═════ Raw records ═════
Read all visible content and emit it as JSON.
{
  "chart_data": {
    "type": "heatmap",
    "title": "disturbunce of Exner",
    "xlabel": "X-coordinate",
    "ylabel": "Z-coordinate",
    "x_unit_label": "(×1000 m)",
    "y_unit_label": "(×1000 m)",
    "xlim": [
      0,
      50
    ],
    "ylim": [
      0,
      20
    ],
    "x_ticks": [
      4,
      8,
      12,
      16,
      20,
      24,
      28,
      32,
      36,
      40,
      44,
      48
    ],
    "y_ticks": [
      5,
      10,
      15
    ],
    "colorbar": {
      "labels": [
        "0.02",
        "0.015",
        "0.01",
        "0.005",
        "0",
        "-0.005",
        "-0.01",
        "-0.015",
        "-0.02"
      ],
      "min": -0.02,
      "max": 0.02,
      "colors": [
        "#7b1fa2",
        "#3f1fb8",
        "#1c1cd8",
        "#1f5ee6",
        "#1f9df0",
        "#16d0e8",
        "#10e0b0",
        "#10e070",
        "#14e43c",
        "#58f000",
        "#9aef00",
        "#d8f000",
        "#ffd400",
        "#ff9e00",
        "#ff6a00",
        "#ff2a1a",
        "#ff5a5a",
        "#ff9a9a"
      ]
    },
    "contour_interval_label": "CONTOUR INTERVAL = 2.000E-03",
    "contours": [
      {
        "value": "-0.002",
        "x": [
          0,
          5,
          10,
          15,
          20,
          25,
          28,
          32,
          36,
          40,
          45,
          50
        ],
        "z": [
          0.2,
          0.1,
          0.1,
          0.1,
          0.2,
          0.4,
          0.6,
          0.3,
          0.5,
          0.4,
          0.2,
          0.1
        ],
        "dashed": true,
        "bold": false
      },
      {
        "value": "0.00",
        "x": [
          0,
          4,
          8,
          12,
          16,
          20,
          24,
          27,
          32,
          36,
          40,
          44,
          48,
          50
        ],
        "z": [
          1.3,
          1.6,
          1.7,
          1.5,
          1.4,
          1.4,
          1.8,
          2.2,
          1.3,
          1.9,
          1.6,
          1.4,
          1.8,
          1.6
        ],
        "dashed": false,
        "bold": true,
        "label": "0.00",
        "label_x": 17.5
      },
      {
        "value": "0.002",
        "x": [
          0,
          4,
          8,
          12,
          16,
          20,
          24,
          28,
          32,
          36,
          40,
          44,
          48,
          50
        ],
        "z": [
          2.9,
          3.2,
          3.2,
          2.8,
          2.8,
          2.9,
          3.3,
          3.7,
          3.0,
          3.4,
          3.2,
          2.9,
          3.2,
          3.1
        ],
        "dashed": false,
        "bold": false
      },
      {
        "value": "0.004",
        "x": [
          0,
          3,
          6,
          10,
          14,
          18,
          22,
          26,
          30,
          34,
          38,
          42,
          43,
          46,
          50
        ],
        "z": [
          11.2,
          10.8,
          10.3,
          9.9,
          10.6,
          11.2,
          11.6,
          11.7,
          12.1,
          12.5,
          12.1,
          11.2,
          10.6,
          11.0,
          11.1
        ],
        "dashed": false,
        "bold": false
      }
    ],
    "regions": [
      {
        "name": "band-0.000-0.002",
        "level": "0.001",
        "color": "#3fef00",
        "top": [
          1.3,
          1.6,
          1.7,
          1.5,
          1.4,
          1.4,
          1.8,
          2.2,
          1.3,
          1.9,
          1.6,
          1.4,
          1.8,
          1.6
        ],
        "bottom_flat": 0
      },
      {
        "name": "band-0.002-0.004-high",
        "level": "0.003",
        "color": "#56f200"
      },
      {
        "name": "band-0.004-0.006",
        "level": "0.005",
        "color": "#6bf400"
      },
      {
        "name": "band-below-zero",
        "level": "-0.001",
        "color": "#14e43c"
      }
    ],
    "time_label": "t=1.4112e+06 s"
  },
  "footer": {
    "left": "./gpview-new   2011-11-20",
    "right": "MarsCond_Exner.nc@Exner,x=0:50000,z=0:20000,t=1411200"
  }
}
═════
*Problem details*
Copy out every line of the listing that contains the string "level".

*Solution for this problem*
        "level": "0.001",
        "level": "0.003",
        "level": "0.005",
        "level": "-0.001",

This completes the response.